Set exercise => Can you write out all the lines word for word, with no pictures?

>> BEGIN Listed entries

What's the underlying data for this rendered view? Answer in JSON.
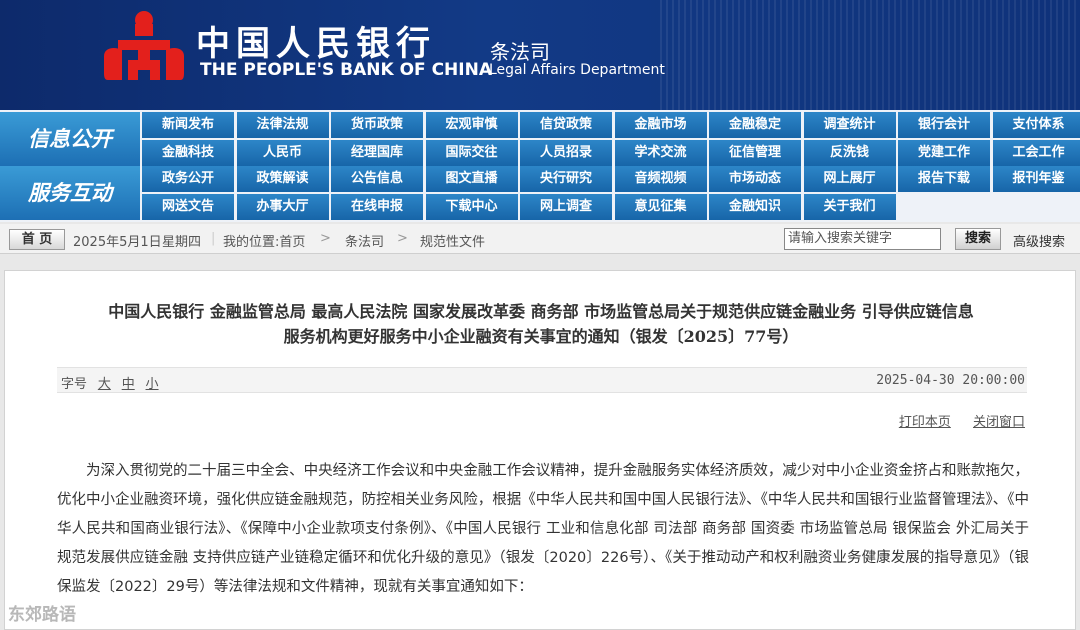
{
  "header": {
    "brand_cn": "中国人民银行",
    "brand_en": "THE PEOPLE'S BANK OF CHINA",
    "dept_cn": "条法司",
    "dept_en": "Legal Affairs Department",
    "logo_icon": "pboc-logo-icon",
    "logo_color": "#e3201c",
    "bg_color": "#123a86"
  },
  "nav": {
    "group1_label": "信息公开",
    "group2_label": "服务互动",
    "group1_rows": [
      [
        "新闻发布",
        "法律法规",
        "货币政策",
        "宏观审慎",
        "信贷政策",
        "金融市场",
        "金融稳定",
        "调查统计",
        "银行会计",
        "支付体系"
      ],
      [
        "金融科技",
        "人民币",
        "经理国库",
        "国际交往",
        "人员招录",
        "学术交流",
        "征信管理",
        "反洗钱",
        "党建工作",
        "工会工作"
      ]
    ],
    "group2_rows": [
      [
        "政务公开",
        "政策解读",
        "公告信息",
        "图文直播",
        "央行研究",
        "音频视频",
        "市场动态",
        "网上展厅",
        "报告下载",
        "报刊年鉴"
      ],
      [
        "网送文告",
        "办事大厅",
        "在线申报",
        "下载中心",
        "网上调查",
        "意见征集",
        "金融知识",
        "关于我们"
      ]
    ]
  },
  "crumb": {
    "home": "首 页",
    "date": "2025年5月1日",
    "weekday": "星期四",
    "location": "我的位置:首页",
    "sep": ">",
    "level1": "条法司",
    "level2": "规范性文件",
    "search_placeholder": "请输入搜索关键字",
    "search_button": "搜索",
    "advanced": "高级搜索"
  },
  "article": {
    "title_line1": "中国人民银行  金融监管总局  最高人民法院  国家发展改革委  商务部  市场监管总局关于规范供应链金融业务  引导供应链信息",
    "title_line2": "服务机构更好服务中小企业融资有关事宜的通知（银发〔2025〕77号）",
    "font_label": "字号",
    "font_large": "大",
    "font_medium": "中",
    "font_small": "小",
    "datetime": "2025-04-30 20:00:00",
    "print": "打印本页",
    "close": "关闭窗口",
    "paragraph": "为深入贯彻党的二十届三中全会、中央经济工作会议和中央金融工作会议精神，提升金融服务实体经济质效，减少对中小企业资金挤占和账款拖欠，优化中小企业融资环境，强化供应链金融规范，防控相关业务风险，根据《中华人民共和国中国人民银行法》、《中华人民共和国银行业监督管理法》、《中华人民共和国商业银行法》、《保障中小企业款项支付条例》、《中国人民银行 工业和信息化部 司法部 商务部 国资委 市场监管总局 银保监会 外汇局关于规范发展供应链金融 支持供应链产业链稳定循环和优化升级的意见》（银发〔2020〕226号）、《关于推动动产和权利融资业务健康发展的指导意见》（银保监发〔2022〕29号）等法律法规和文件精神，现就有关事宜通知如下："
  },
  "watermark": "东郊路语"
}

>> END Listed entries

Correct answer =>
What's the underlying data for this rendered view? Answer in JSON.
{
  "header": {
    "brand_cn": "中国人民银行",
    "brand_en": "THE PEOPLE'S BANK OF CHINA",
    "dept_cn": "条法司",
    "dept_en": "Legal Affairs Department",
    "logo_icon": "pboc-logo-icon",
    "logo_color": "#e3201c",
    "bg_color": "#123a86"
  },
  "nav": {
    "group1_label": "信息公开",
    "group2_label": "服务互动",
    "group1_rows": [
      [
        "新闻发布",
        "法律法规",
        "货币政策",
        "宏观审慎",
        "信贷政策",
        "金融市场",
        "金融稳定",
        "调查统计",
        "银行会计",
        "支付体系"
      ],
      [
        "金融科技",
        "人民币",
        "经理国库",
        "国际交往",
        "人员招录",
        "学术交流",
        "征信管理",
        "反洗钱",
        "党建工作",
        "工会工作"
      ]
    ],
    "group2_rows": [
      [
        "政务公开",
        "政策解读",
        "公告信息",
        "图文直播",
        "央行研究",
        "音频视频",
        "市场动态",
        "网上展厅",
        "报告下载",
        "报刊年鉴"
      ],
      [
        "网送文告",
        "办事大厅",
        "在线申报",
        "下载中心",
        "网上调查",
        "意见征集",
        "金融知识",
        "关于我们"
      ]
    ]
  },
  "crumb": {
    "home": "首 页",
    "date": "2025年5月1日",
    "weekday": "星期四",
    "location": "我的位置:首页",
    "sep": ">",
    "level1": "条法司",
    "level2": "规范性文件",
    "search_placeholder": "请输入搜索关键字",
    "search_button": "搜索",
    "advanced": "高级搜索"
  },
  "article": {
    "title_line1": "中国人民银行  金融监管总局  最高人民法院  国家发展改革委  商务部  市场监管总局关于规范供应链金融业务  引导供应链信息",
    "title_line2": "服务机构更好服务中小企业融资有关事宜的通知（银发〔2025〕77号）",
    "font_label": "字号",
    "font_large": "大",
    "font_medium": "中",
    "font_small": "小",
    "datetime": "2025-04-30 20:00:00",
    "print": "打印本页",
    "close": "关闭窗口",
    "paragraph": "为深入贯彻党的二十届三中全会、中央经济工作会议和中央金融工作会议精神，提升金融服务实体经济质效，减少对中小企业资金挤占和账款拖欠，优化中小企业融资环境，强化供应链金融规范，防控相关业务风险，根据《中华人民共和国中国人民银行法》、《中华人民共和国银行业监督管理法》、《中华人民共和国商业银行法》、《保障中小企业款项支付条例》、《中国人民银行 工业和信息化部 司法部 商务部 国资委 市场监管总局 银保监会 外汇局关于规范发展供应链金融 支持供应链产业链稳定循环和优化升级的意见》（银发〔2020〕226号）、《关于推动动产和权利融资业务健康发展的指导意见》（银保监发〔2022〕29号）等法律法规和文件精神，现就有关事宜通知如下："
  },
  "watermark": "东郊路语"
}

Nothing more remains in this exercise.